┏━━
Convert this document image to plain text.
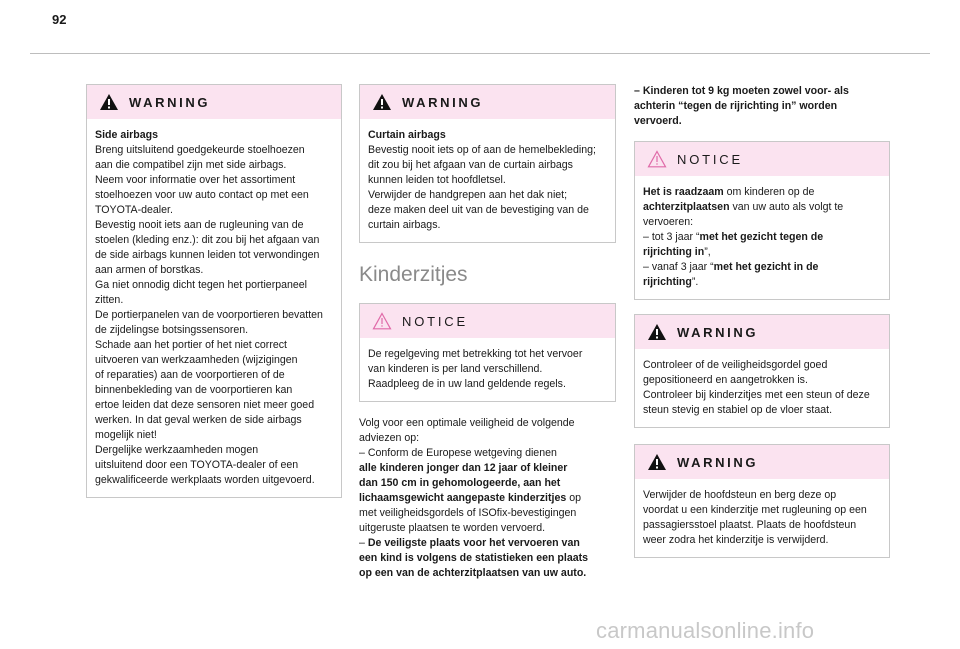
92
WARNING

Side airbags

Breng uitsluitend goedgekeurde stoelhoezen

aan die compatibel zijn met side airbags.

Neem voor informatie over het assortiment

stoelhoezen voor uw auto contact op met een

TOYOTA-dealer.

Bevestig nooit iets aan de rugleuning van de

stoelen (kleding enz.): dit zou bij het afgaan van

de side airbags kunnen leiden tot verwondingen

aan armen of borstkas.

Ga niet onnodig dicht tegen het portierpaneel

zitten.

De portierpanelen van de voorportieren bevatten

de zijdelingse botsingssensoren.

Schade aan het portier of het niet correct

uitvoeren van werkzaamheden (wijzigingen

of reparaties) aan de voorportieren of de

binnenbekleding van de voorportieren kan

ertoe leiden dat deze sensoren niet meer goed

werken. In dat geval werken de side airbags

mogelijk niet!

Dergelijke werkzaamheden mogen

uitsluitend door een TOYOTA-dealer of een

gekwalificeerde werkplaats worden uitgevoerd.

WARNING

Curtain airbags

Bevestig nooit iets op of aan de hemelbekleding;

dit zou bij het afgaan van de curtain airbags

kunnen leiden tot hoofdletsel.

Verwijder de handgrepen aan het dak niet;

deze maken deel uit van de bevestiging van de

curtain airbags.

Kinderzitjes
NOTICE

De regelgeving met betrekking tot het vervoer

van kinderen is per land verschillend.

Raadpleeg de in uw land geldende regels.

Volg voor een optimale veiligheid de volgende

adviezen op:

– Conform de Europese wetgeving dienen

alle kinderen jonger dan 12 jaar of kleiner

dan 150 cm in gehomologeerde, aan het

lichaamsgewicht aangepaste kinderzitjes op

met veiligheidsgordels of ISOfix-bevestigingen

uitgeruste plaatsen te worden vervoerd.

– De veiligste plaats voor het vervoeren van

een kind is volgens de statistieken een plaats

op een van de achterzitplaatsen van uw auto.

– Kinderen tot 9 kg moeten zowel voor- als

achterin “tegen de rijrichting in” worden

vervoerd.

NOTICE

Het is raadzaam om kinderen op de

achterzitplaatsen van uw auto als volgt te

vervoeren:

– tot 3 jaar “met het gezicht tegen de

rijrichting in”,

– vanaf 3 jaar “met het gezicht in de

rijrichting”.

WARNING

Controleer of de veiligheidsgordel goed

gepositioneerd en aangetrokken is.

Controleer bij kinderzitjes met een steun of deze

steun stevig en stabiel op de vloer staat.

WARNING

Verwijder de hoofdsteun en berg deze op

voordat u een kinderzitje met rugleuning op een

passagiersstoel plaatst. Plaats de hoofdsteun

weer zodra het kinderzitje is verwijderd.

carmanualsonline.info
┗━━
┏━━
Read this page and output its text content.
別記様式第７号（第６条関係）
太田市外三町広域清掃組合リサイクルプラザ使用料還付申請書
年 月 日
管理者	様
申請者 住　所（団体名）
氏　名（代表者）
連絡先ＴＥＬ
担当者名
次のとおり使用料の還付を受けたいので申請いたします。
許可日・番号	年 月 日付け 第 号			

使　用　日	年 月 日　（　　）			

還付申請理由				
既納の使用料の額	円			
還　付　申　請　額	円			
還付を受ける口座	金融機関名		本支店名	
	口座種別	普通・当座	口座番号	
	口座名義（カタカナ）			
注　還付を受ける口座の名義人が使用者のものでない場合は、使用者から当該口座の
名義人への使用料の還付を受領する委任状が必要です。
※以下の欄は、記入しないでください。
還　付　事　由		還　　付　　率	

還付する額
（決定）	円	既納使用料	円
┗━━
┏━━
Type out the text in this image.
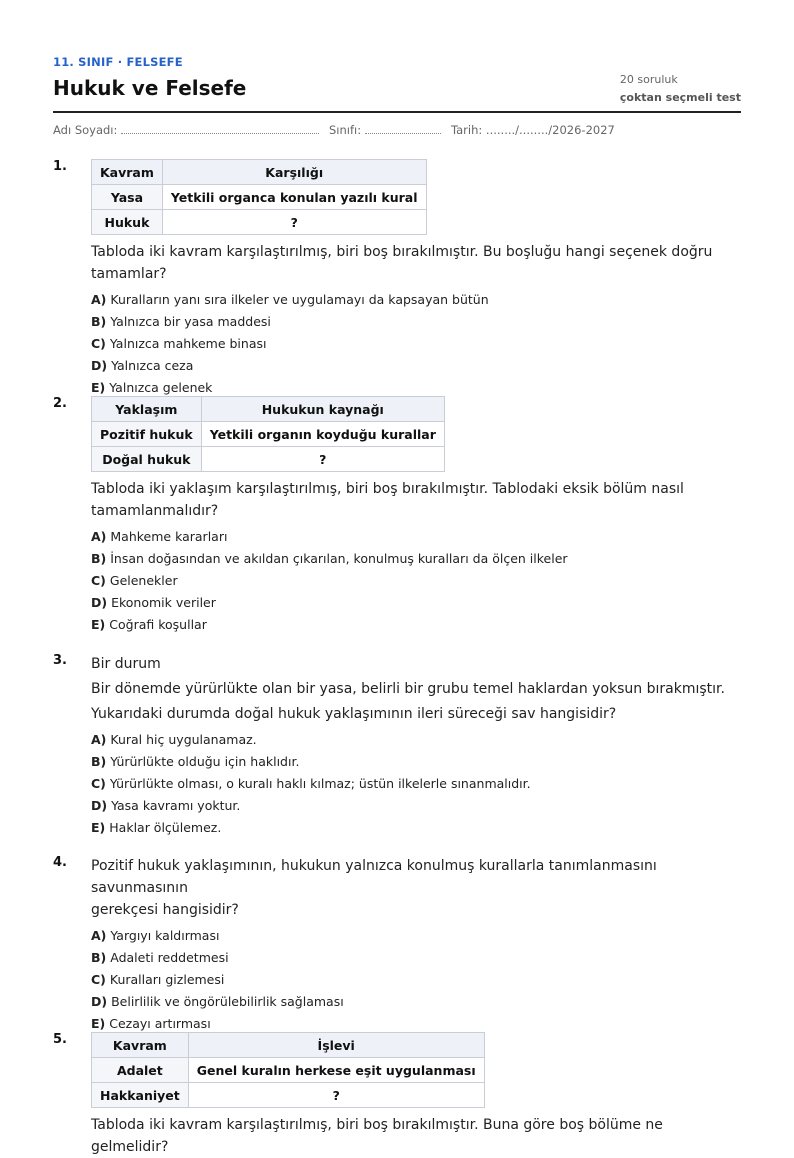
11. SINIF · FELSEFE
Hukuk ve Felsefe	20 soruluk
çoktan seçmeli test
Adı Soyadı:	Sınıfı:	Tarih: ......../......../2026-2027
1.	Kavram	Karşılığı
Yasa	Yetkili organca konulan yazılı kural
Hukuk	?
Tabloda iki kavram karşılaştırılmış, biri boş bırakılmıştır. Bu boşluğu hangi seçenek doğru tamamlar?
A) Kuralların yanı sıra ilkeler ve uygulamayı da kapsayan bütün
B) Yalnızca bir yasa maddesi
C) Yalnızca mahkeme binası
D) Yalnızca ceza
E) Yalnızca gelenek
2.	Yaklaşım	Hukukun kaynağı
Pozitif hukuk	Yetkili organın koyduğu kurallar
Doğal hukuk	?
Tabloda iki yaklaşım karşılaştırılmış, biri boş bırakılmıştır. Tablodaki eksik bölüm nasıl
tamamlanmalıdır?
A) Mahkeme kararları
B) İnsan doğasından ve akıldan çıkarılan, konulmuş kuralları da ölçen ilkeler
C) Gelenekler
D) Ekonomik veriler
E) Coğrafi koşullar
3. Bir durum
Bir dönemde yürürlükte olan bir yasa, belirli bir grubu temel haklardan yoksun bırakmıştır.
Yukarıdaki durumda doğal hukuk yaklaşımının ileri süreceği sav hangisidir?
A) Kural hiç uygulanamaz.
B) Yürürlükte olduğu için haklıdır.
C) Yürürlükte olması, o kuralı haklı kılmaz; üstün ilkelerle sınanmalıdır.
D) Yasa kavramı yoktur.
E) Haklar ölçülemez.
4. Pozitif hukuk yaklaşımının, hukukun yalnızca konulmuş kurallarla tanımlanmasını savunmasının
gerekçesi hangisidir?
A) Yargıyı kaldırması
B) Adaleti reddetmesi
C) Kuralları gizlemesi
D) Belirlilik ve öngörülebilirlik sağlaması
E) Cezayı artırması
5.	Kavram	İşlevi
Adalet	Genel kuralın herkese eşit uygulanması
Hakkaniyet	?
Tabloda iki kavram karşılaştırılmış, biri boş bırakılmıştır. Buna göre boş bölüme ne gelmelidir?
┗━━
Search the lines for the string "gezicht" and copy every line that has it.

– tot 3 jaar “met het gezicht tegen de
– vanaf 3 jaar “met het gezicht in de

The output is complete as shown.